**Instructions for the task**
Identify each line below containing the string "dans" and copy it.

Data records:
========

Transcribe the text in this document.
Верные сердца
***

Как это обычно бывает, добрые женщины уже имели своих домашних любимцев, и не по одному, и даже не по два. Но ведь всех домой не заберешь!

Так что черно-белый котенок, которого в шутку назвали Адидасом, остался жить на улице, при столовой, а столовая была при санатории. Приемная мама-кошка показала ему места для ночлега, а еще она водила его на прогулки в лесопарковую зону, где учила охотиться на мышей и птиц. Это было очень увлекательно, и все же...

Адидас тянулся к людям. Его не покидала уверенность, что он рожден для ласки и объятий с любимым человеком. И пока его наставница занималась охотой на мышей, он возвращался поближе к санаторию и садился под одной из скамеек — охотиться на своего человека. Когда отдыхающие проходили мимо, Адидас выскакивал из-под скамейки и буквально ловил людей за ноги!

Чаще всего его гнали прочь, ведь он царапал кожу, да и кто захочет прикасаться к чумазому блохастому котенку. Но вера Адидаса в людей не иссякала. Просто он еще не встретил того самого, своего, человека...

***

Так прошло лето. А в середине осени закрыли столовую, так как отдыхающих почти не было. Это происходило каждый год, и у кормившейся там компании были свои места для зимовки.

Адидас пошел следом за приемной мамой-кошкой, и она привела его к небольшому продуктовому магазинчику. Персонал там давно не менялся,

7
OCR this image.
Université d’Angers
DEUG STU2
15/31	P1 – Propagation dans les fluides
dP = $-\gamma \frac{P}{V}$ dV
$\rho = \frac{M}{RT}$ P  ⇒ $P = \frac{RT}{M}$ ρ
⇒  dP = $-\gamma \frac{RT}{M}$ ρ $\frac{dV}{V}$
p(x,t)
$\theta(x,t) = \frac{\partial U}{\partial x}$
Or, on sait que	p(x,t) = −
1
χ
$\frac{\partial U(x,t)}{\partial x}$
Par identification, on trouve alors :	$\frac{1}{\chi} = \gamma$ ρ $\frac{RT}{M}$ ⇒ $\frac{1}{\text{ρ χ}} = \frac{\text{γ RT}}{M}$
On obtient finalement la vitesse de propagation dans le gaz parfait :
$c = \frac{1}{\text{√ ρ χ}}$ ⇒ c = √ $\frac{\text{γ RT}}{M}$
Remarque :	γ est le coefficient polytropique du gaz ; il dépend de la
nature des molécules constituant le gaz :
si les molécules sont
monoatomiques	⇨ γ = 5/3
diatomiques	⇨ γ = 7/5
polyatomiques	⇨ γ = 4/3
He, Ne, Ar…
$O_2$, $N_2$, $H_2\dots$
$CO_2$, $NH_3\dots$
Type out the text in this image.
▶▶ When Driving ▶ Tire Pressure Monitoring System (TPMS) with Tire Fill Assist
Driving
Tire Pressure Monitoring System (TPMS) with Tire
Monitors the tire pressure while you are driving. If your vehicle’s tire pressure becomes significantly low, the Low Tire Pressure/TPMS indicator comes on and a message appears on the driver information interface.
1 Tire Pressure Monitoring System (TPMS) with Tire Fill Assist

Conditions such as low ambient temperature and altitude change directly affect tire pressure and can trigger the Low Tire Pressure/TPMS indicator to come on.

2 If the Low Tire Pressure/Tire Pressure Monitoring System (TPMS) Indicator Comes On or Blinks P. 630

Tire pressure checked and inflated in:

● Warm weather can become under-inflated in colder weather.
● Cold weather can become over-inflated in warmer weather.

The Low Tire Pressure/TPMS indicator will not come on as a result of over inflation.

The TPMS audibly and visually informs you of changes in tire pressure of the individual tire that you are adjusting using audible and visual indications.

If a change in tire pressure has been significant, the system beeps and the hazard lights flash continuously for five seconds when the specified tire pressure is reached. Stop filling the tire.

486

========

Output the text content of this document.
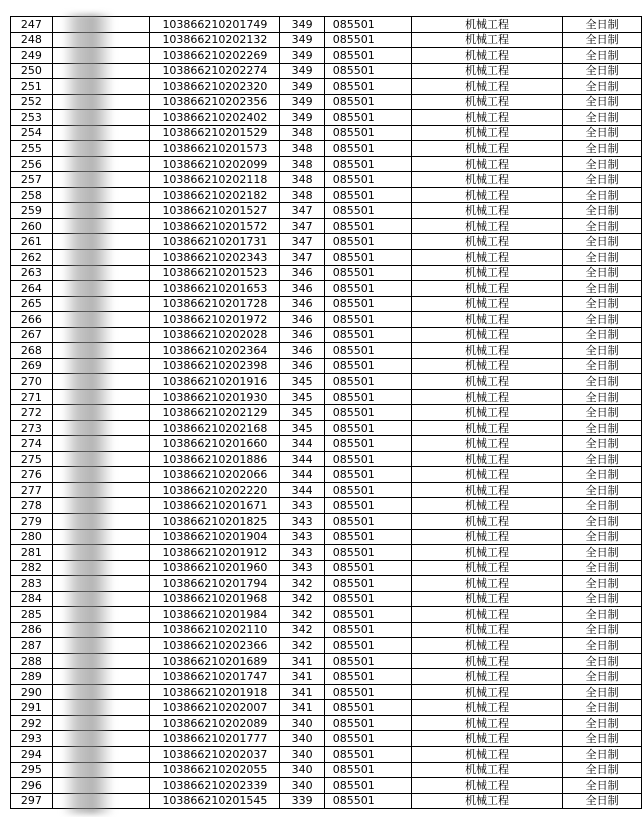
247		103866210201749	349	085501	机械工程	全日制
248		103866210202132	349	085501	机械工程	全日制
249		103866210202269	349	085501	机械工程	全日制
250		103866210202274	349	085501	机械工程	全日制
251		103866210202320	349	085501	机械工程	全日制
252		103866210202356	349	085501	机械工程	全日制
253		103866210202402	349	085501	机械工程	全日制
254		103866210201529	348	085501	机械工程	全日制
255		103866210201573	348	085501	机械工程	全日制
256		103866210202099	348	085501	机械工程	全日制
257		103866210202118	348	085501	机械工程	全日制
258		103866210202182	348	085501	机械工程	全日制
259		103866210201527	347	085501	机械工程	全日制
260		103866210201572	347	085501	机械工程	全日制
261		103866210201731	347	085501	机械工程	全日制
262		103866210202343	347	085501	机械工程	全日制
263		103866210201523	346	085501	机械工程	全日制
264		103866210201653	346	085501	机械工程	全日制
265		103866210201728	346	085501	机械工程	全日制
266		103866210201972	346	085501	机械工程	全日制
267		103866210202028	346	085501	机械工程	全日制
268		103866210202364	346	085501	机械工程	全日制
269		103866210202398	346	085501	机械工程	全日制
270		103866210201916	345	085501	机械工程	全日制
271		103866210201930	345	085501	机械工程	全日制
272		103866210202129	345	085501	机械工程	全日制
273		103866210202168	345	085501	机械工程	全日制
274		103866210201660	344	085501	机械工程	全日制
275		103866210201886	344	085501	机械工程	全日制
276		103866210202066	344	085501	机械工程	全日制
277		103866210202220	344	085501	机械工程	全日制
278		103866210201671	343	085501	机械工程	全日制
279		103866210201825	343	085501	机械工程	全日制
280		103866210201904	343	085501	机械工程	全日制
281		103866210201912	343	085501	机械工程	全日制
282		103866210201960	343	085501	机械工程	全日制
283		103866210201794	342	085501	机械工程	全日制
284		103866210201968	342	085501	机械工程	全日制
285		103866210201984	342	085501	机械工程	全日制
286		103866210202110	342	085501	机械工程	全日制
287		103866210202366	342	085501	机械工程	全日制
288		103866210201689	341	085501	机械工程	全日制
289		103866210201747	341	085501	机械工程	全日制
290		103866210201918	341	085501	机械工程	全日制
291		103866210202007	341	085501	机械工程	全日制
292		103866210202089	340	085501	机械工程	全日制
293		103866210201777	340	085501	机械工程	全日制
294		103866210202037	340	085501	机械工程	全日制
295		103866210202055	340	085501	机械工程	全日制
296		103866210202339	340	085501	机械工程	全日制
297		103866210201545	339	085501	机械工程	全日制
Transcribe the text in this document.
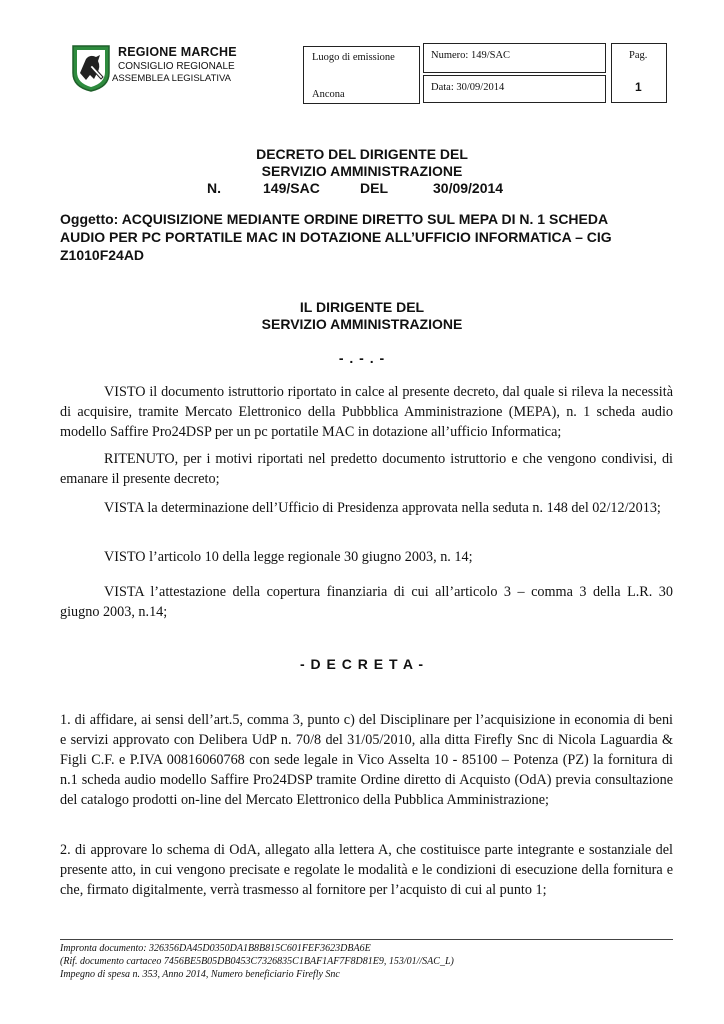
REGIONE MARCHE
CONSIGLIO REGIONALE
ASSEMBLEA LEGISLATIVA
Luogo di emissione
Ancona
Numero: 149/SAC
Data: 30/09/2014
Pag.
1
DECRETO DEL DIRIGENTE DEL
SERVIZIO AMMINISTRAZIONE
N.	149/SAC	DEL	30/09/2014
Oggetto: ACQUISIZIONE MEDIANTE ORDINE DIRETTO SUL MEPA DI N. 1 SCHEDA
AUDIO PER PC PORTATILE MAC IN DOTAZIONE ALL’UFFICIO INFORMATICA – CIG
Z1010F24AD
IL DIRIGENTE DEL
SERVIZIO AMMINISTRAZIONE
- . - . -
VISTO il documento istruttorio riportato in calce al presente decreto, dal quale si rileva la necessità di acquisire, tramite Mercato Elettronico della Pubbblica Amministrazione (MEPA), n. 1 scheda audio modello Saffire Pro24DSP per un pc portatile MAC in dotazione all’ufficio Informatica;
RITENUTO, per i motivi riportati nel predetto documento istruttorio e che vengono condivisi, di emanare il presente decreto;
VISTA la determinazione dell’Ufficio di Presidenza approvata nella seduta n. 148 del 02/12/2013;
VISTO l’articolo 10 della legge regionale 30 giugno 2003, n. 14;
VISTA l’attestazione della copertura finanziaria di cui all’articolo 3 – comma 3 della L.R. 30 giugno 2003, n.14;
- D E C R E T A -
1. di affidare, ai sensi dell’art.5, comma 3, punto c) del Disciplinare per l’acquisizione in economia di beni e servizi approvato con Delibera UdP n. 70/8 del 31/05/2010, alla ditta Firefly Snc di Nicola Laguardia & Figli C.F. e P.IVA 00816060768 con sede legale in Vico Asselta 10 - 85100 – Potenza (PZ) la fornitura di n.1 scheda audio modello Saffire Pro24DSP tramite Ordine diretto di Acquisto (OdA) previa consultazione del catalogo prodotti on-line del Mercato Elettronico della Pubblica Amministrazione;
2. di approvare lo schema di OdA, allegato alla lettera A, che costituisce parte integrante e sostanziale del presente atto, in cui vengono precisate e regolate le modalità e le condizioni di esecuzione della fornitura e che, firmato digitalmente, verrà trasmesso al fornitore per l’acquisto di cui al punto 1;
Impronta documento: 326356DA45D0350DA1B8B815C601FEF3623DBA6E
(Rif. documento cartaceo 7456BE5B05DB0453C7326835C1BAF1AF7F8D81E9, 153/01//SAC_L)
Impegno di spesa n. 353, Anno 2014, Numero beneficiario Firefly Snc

========

**Solution**
15/31	P1 – Propagation dans les fluides
On obtient finalement la vitesse de propagation dans le gaz parfait :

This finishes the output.